**** Records shown
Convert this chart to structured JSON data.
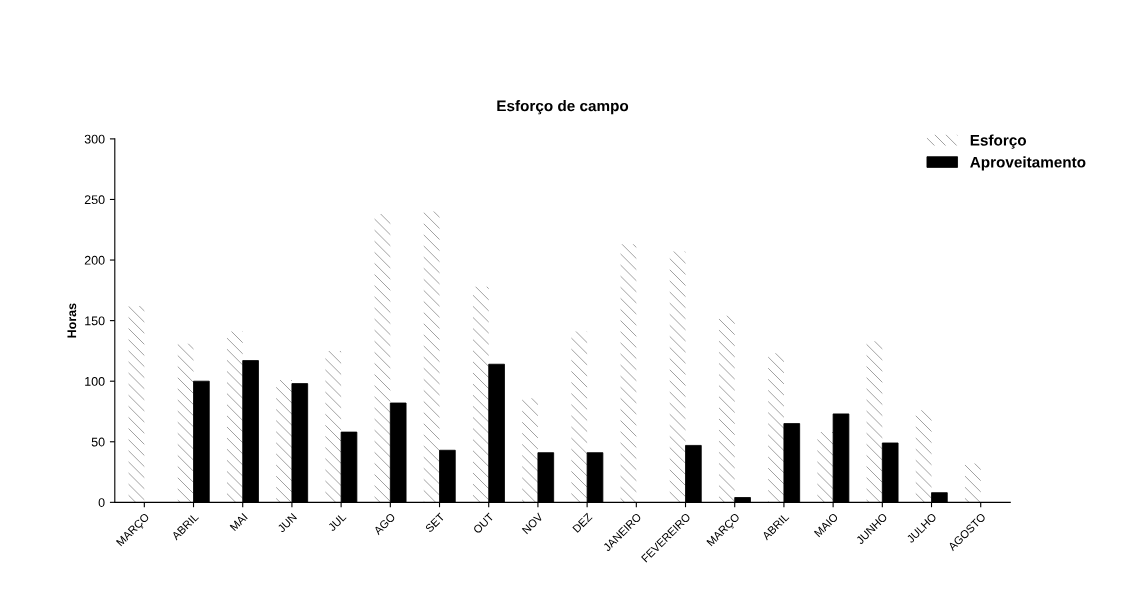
{
  "chart_data": {
    "type": "bar",
    "title": "Esforço de campo",
    "ylabel": "Horas",
    "categories": [
      "MARÇO",
      "ABRIL",
      "MAI",
      "JUN",
      "JUL",
      "AGO",
      "SET",
      "OUT",
      "NOV",
      "DEZ",
      "JANEIRO",
      "FEVEREIRO",
      "MARÇO",
      "ABRIL",
      "MAIO",
      "JUNHO",
      "JULHO",
      "AGOSTO"
    ],
    "series": [
      {
        "name": "Esforço",
        "color": "#ffffff",
        "values": [
          162,
          131,
          141,
          101,
          125,
          238,
          240,
          178,
          86,
          141,
          213,
          207,
          154,
          123,
          58,
          133,
          76,
          32
        ]
      },
      {
        "name": "Aproveitamento",
        "color": "#000000",
        "values": [
          null,
          100,
          117,
          98,
          58,
          82,
          43,
          114,
          41,
          41,
          null,
          47,
          4,
          65,
          73,
          49,
          8,
          null
        ]
      }
    ],
    "ylim": [
      0,
      300
    ],
    "yticks": [
      0,
      50,
      100,
      150,
      200,
      250,
      300
    ],
    "grid": false,
    "legend": "top right"
  }
}
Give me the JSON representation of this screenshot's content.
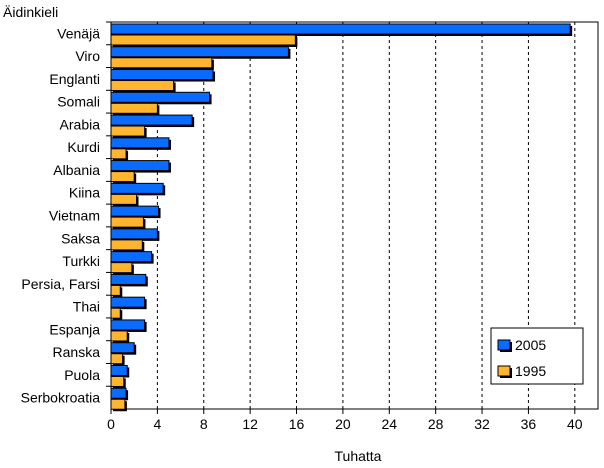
{
  "chart_data": {
    "type": "bar",
    "orientation": "horizontal",
    "y_title": "Äidinkieli",
    "x_title": "Tuhatta",
    "categories": [
      "Venäjä",
      "Viro",
      "Englanti",
      "Somali",
      "Arabia",
      "Kurdi",
      "Albania",
      "Kiina",
      "Vietnam",
      "Saksa",
      "Turkki",
      "Persia, Farsi",
      "Thai",
      "Espanja",
      "Ranska",
      "Puola",
      "Serbokroatia"
    ],
    "series": [
      {
        "name": "2005",
        "color": "#0a6cff",
        "values": [
          39.6,
          15.3,
          8.8,
          8.5,
          7.0,
          5.0,
          5.0,
          4.5,
          4.1,
          4.0,
          3.5,
          3.0,
          2.9,
          2.9,
          2.0,
          1.4,
          1.3
        ]
      },
      {
        "name": "1995",
        "color": "#ffb52e",
        "values": [
          15.9,
          8.7,
          5.4,
          4.0,
          2.9,
          1.3,
          2.0,
          2.2,
          2.8,
          2.7,
          1.8,
          0.8,
          0.8,
          1.4,
          1.0,
          1.1,
          1.2
        ]
      }
    ],
    "xlim": [
      0,
      42
    ],
    "x_ticks": [
      "0",
      "4",
      "8",
      "12",
      "16",
      "20",
      "24",
      "28",
      "32",
      "36",
      "40"
    ],
    "grid": "vertical dashed",
    "legend_placement": "bottom-right"
  }
}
********
Give every line back word for word and leave the pictures out.

Convert this chart to structured JSON data.
{
  "chart_data": {
    "type": "bar",
    "title": "Esforço de campo",
    "ylabel": "Horas",
    "categories": [
      "MARÇO",
      "ABRIL",
      "MAI",
      "JUN",
      "JUL",
      "AGO",
      "SET",
      "OUT",
      "NOV",
      "DEZ",
      "JANEIRO",
      "FEVEREIRO",
      "MARÇO",
      "ABRIL",
      "MAIO",
      "JUNHO",
      "JULHO",
      "AGOSTO"
    ],
    "series": [
      {
        "name": "Esforço",
        "color": "#ffffff",
        "values": [
          162,
          131,
          141,
          101,
          125,
          238,
          240,
          178,
          86,
          141,
          213,
          207,
          154,
          123,
          58,
          133,
          76,
          32
        ]
      },
      {
        "name": "Aproveitamento",
        "color": "#000000",
        "values": [
          null,
          100,
          117,
          98,
          58,
          82,
          43,
          114,
          41,
          41,
          null,
          47,
          4,
          65,
          73,
          49,
          8,
          null
        ]
      }
    ],
    "ylim": [
      0,
      300
    ],
    "yticks": [
      0,
      50,
      100,
      150,
      200,
      250,
      300
    ],
    "grid": false,
    "legend": "top right"
  }
}
Give me the JSON representation of this screenshot's content.
{
  "chart_data": {
    "type": "bar",
    "orientation": "horizontal",
    "y_title": "Äidinkieli",
    "x_title": "Tuhatta",
    "categories": [
      "Venäjä",
      "Viro",
      "Englanti",
      "Somali",
      "Arabia",
      "Kurdi",
      "Albania",
      "Kiina",
      "Vietnam",
      "Saksa",
      "Turkki",
      "Persia, Farsi",
      "Thai",
      "Espanja",
      "Ranska",
      "Puola",
      "Serbokroatia"
    ],
    "series": [
      {
        "name": "2005",
        "color": "#0a6cff",
        "values": [
          39.6,
          15.3,
          8.8,
          8.5,
          7.0,
          5.0,
          5.0,
          4.5,
          4.1,
          4.0,
          3.5,
          3.0,
          2.9,
          2.9,
          2.0,
          1.4,
          1.3
        ]
      },
      {
        "name": "1995",
        "color": "#ffb52e",
        "values": [
          15.9,
          8.7,
          5.4,
          4.0,
          2.9,
          1.3,
          2.0,
          2.2,
          2.8,
          2.7,
          1.8,
          0.8,
          0.8,
          1.4,
          1.0,
          1.1,
          1.2
        ]
      }
    ],
    "xlim": [
      0,
      42
    ],
    "x_ticks": [
      "0",
      "4",
      "8",
      "12",
      "16",
      "20",
      "24",
      "28",
      "32",
      "36",
      "40"
    ],
    "grid": "vertical dashed",
    "legend_placement": "bottom-right"
  }
}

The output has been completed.